TASK REQUIREMENTS -> Leave the pictures out and print every record below exactly as it stands.

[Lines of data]
_____

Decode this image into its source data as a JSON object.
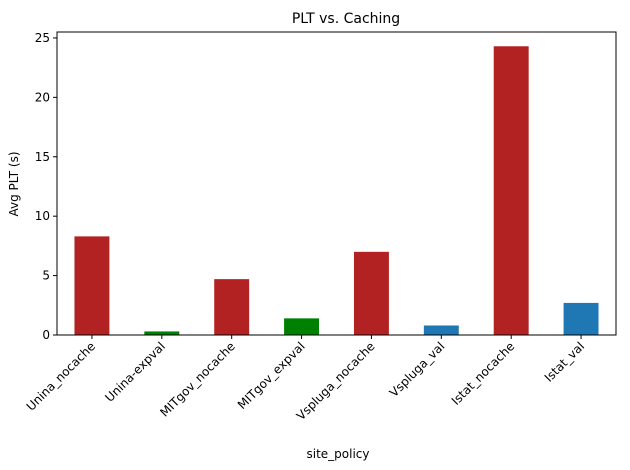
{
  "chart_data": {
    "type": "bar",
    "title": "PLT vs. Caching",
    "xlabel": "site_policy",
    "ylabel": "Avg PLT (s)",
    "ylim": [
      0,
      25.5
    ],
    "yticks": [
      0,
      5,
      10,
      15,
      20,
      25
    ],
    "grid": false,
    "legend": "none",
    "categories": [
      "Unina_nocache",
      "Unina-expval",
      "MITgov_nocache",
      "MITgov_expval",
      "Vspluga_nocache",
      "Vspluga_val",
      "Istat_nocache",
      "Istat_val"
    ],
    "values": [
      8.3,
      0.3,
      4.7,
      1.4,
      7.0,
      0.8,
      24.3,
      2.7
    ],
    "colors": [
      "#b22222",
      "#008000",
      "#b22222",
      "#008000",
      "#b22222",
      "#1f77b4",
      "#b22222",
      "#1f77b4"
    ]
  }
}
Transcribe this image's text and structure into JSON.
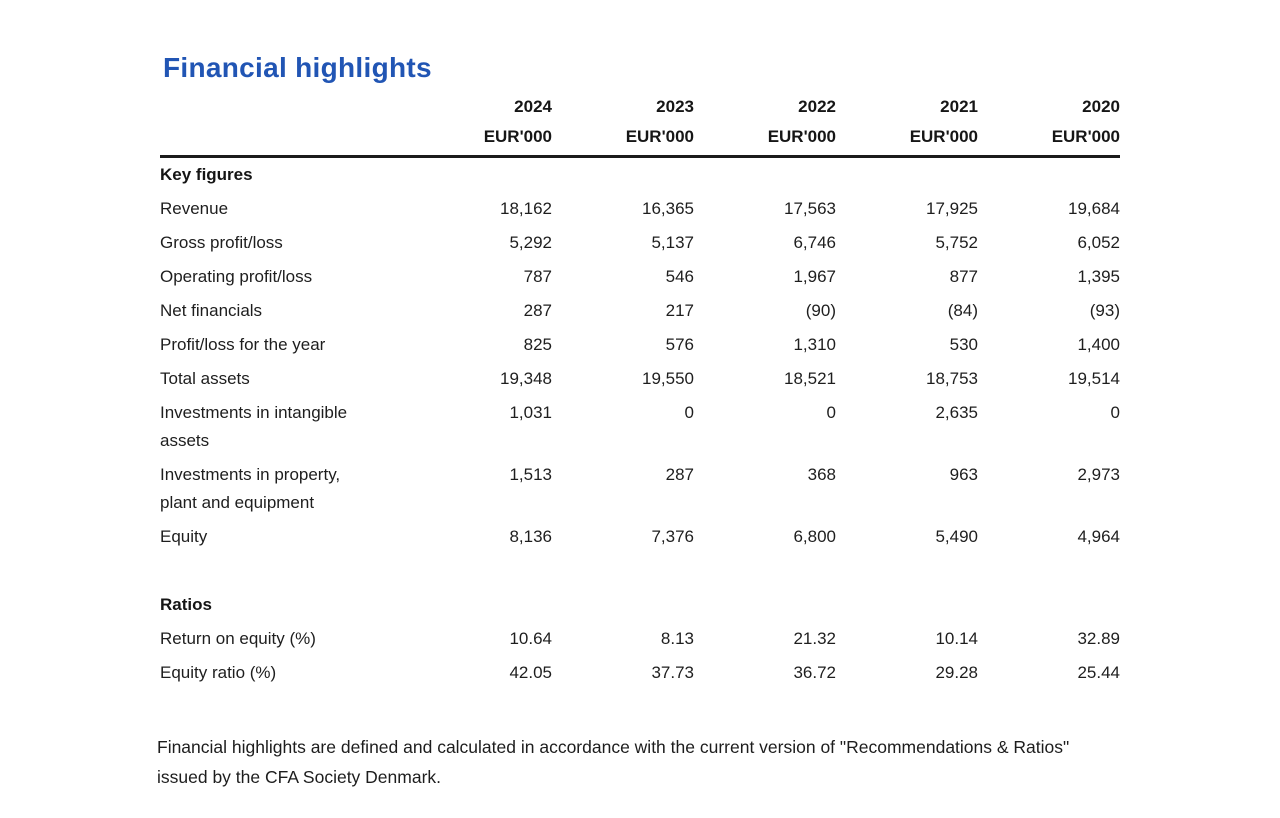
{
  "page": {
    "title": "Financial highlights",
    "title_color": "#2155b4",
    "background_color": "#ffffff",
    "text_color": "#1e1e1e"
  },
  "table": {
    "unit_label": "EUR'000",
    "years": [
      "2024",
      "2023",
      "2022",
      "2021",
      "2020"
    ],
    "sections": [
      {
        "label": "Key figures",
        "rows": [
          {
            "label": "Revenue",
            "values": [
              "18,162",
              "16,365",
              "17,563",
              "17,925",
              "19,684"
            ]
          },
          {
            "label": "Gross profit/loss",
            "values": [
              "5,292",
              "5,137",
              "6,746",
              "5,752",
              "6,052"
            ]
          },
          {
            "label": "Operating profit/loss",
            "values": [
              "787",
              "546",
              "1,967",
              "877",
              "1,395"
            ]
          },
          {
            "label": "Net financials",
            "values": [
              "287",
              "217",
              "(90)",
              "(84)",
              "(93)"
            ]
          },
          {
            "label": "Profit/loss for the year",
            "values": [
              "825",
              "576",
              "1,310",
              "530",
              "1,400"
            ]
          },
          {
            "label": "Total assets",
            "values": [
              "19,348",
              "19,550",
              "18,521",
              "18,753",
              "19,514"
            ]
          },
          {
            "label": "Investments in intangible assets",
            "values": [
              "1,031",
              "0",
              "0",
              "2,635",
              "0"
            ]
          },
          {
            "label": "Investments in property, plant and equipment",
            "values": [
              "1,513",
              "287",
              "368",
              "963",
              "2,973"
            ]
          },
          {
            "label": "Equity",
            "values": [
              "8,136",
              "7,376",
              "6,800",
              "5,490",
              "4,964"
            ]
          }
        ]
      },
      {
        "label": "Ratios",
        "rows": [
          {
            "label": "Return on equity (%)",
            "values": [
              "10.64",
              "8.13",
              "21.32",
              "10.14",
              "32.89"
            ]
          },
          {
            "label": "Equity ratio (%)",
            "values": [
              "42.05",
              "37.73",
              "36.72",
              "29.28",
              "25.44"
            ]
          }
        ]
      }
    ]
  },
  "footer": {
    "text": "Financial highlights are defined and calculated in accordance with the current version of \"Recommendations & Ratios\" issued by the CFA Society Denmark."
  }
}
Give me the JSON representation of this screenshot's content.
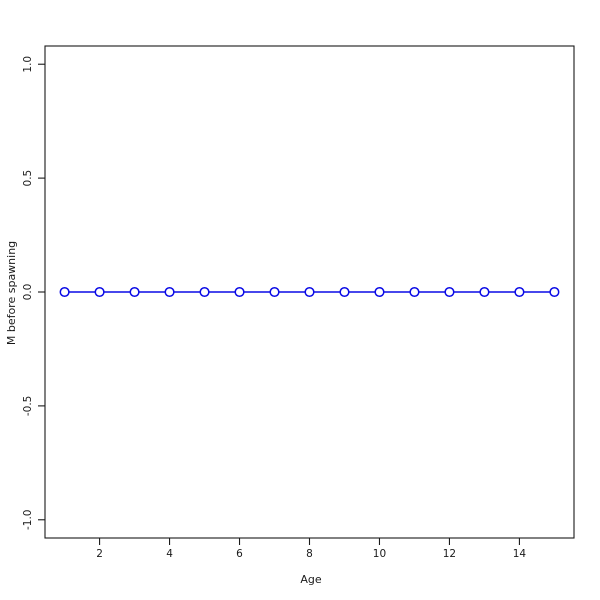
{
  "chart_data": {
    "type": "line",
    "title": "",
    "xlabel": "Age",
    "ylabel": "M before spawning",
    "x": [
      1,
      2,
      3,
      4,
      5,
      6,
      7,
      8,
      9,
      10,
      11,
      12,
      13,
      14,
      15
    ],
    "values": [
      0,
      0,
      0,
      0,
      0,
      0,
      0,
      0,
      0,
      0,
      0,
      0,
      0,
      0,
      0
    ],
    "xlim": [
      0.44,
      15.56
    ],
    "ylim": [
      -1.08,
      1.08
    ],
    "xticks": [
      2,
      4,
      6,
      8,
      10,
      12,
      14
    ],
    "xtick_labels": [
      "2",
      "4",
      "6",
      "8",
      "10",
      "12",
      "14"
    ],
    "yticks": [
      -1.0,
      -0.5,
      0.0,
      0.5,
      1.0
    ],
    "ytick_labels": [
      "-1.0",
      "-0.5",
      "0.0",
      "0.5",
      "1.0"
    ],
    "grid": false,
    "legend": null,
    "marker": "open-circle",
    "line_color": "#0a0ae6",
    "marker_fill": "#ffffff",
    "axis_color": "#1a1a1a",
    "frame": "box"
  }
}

_____

TASK RESULT ->
Decode this image into its source data as a JSON object.
{
  "chart_data": {
    "type": "bar",
    "title": "PLT vs. Caching",
    "xlabel": "site_policy",
    "ylabel": "Avg PLT (s)",
    "ylim": [
      0,
      25.5
    ],
    "yticks": [
      0,
      5,
      10,
      15,
      20,
      25
    ],
    "grid": false,
    "legend": "none",
    "categories": [
      "Unina_nocache",
      "Unina-expval",
      "MITgov_nocache",
      "MITgov_expval",
      "Vspluga_nocache",
      "Vspluga_val",
      "Istat_nocache",
      "Istat_val"
    ],
    "values": [
      8.3,
      0.3,
      4.7,
      1.4,
      7.0,
      0.8,
      24.3,
      2.7
    ],
    "colors": [
      "#b22222",
      "#008000",
      "#b22222",
      "#008000",
      "#b22222",
      "#1f77b4",
      "#b22222",
      "#1f77b4"
    ]
  }
}
Transcribe this image's text and structure into JSON.
{
  "page": {
    "title": "Financial highlights",
    "title_color": "#2155b4",
    "background_color": "#ffffff",
    "text_color": "#1e1e1e"
  },
  "table": {
    "unit_label": "EUR'000",
    "years": [
      "2024",
      "2023",
      "2022",
      "2021",
      "2020"
    ],
    "sections": [
      {
        "label": "Key figures",
        "rows": [
          {
            "label": "Revenue",
            "values": [
              "18,162",
              "16,365",
              "17,563",
              "17,925",
              "19,684"
            ]
          },
          {
            "label": "Gross profit/loss",
            "values": [
              "5,292",
              "5,137",
              "6,746",
              "5,752",
              "6,052"
            ]
          },
          {
            "label": "Operating profit/loss",
            "values": [
              "787",
              "546",
              "1,967",
              "877",
              "1,395"
            ]
          },
          {
            "label": "Net financials",
            "values": [
              "287",
              "217",
              "(90)",
              "(84)",
              "(93)"
            ]
          },
          {
            "label": "Profit/loss for the year",
            "values": [
              "825",
              "576",
              "1,310",
              "530",
              "1,400"
            ]
          },
          {
            "label": "Total assets",
            "values": [
              "19,348",
              "19,550",
              "18,521",
              "18,753",
              "19,514"
            ]
          },
          {
            "label": "Investments in intangible assets",
            "values": [
              "1,031",
              "0",
              "0",
              "2,635",
              "0"
            ]
          },
          {
            "label": "Investments in property, plant and equipment",
            "values": [
              "1,513",
              "287",
              "368",
              "963",
              "2,973"
            ]
          },
          {
            "label": "Equity",
            "values": [
              "8,136",
              "7,376",
              "6,800",
              "5,490",
              "4,964"
            ]
          }
        ]
      },
      {
        "label": "Ratios",
        "rows": [
          {
            "label": "Return on equity (%)",
            "values": [
              "10.64",
              "8.13",
              "21.32",
              "10.14",
              "32.89"
            ]
          },
          {
            "label": "Equity ratio (%)",
            "values": [
              "42.05",
              "37.73",
              "36.72",
              "29.28",
              "25.44"
            ]
          }
        ]
      }
    ]
  },
  "footer": {
    "text": "Financial highlights are defined and calculated in accordance with the current version of \"Recommendations & Ratios\" issued by the CFA Society Denmark."
  }
}
Give me the JSON representation of this screenshot's content.
{
  "chart_data": {
    "type": "line",
    "title": "",
    "xlabel": "Age",
    "ylabel": "M before spawning",
    "x": [
      1,
      2,
      3,
      4,
      5,
      6,
      7,
      8,
      9,
      10,
      11,
      12,
      13,
      14,
      15
    ],
    "values": [
      0,
      0,
      0,
      0,
      0,
      0,
      0,
      0,
      0,
      0,
      0,
      0,
      0,
      0,
      0
    ],
    "xlim": [
      0.44,
      15.56
    ],
    "ylim": [
      -1.08,
      1.08
    ],
    "xticks": [
      2,
      4,
      6,
      8,
      10,
      12,
      14
    ],
    "xtick_labels": [
      "2",
      "4",
      "6",
      "8",
      "10",
      "12",
      "14"
    ],
    "yticks": [
      -1.0,
      -0.5,
      0.0,
      0.5,
      1.0
    ],
    "ytick_labels": [
      "-1.0",
      "-0.5",
      "0.0",
      "0.5",
      "1.0"
    ],
    "grid": false,
    "legend": null,
    "marker": "open-circle",
    "line_color": "#0a0ae6",
    "marker_fill": "#ffffff",
    "axis_color": "#1a1a1a",
    "frame": "box"
  }
}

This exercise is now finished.